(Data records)
___
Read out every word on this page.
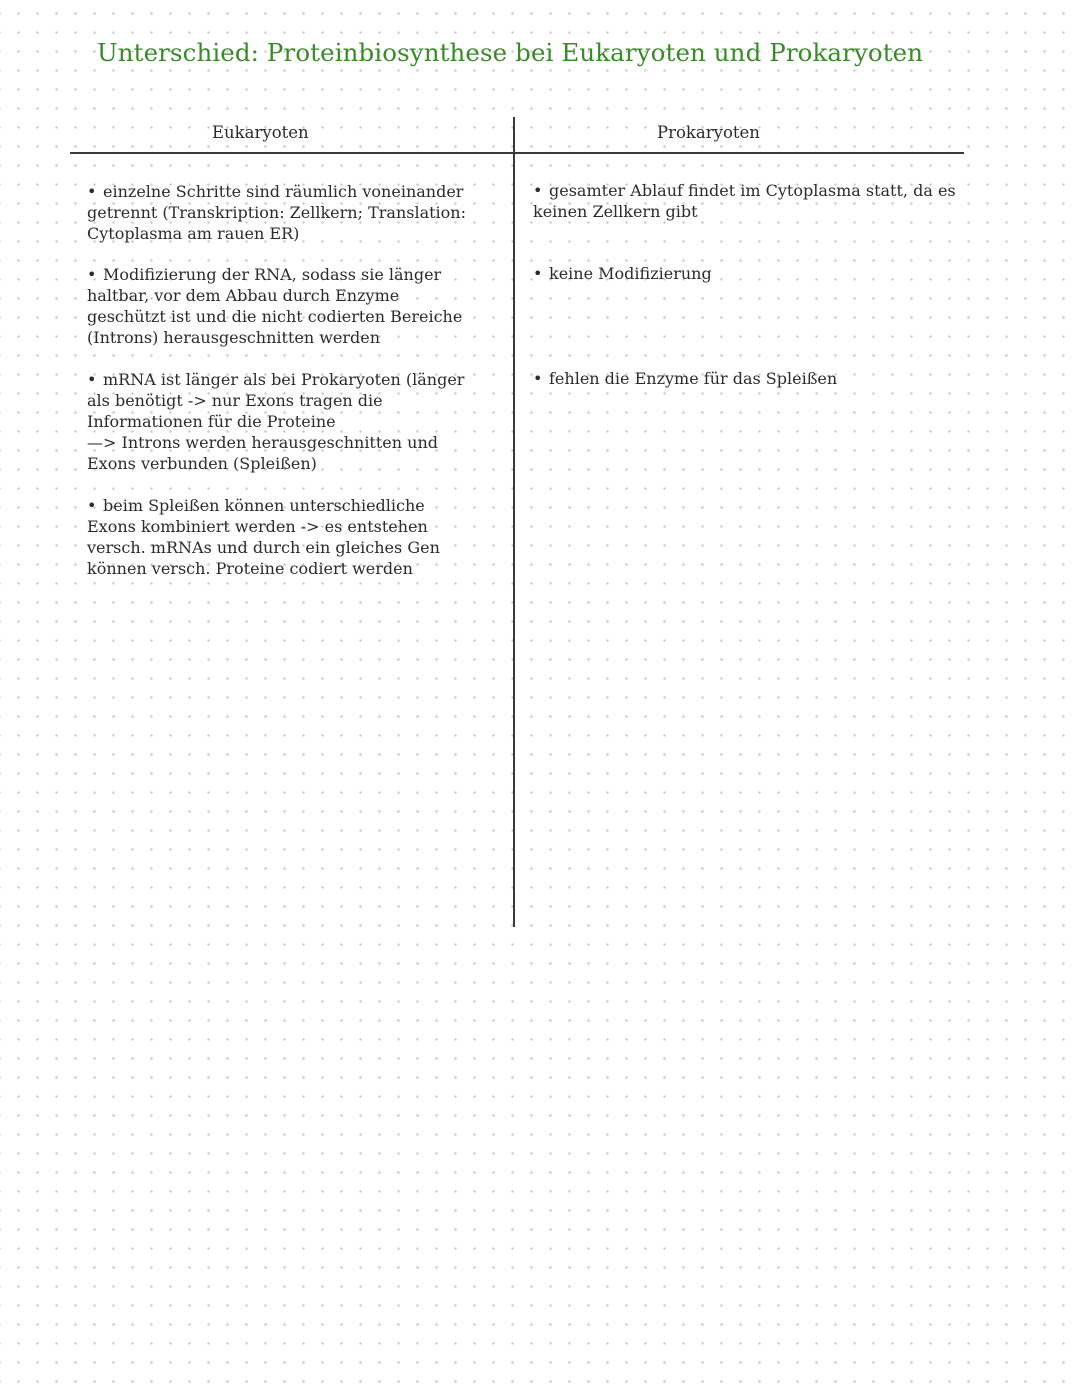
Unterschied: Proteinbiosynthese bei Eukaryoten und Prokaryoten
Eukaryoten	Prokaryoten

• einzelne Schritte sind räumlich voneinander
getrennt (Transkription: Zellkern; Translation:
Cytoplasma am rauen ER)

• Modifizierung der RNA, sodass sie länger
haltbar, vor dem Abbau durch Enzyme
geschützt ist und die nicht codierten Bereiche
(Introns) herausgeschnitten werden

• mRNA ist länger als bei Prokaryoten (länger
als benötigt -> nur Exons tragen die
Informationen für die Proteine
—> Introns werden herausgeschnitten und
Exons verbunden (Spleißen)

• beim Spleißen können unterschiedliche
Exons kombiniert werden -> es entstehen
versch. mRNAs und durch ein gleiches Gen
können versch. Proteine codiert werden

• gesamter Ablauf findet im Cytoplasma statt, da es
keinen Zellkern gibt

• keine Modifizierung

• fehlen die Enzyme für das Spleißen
___
> _Task_
From the first line to the last, return the records exactly and leave the pictures behind.

> _Answer box_
Read out every word on this page.
Unterschied: Proteinbiosynthese bei Eukaryoten und Prokaryoten
Eukaryoten	Prokaryoten

• einzelne Schritte sind räumlich voneinander
getrennt (Transkription: Zellkern; Translation:
Cytoplasma am rauen ER)

• Modifizierung der RNA, sodass sie länger
haltbar, vor dem Abbau durch Enzyme
geschützt ist und die nicht codierten Bereiche
(Introns) herausgeschnitten werden

• mRNA ist länger als bei Prokaryoten (länger
als benötigt -> nur Exons tragen die
Informationen für die Proteine
—> Introns werden herausgeschnitten und
Exons verbunden (Spleißen)

• beim Spleißen können unterschiedliche
Exons kombiniert werden -> es entstehen
versch. mRNAs und durch ein gleiches Gen
können versch. Proteine codiert werden

• gesamter Ablauf findet im Cytoplasma statt, da es
keinen Zellkern gibt

• keine Modifizierung

• fehlen die Enzyme für das Spleißen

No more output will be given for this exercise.